Stored data entries

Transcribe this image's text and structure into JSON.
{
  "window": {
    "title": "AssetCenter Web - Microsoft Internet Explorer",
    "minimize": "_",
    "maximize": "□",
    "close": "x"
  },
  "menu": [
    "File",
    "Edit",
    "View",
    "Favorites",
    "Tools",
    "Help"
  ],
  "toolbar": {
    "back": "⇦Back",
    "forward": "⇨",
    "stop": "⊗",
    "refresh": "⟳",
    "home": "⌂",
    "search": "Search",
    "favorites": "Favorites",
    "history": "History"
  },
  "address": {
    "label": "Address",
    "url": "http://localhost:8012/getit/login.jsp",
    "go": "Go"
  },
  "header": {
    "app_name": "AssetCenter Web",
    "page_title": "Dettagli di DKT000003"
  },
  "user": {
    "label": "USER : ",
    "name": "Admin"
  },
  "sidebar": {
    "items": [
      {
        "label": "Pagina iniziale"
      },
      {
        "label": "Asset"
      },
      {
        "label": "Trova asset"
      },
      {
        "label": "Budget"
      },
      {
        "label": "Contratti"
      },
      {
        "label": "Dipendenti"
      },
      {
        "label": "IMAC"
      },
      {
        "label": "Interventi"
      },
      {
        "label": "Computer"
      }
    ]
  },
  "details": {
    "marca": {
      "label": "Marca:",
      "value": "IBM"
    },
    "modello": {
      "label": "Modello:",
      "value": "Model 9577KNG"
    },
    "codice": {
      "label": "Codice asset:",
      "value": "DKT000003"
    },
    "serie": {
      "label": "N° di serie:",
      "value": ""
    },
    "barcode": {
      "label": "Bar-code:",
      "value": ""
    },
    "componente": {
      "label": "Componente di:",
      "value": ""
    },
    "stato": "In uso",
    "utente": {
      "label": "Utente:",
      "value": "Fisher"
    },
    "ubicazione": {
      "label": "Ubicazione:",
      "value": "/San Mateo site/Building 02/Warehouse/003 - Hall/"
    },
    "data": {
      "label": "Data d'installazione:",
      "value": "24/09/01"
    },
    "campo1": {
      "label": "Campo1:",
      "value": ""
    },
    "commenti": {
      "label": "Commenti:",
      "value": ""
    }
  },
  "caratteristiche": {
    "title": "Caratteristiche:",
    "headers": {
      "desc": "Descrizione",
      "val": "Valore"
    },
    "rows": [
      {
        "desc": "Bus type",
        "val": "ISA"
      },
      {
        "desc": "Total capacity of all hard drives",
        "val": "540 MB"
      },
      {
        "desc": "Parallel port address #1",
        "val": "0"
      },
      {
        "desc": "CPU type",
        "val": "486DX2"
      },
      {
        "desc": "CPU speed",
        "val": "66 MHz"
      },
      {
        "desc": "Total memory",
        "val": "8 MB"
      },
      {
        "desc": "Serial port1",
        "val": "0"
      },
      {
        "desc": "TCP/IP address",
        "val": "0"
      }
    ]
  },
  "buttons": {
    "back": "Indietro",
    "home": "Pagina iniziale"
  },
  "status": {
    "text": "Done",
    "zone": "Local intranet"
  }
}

■ **What needs to be done**
In how many lines of the data does the string "iniziale" appear? Give only the number.

■ **Response**
2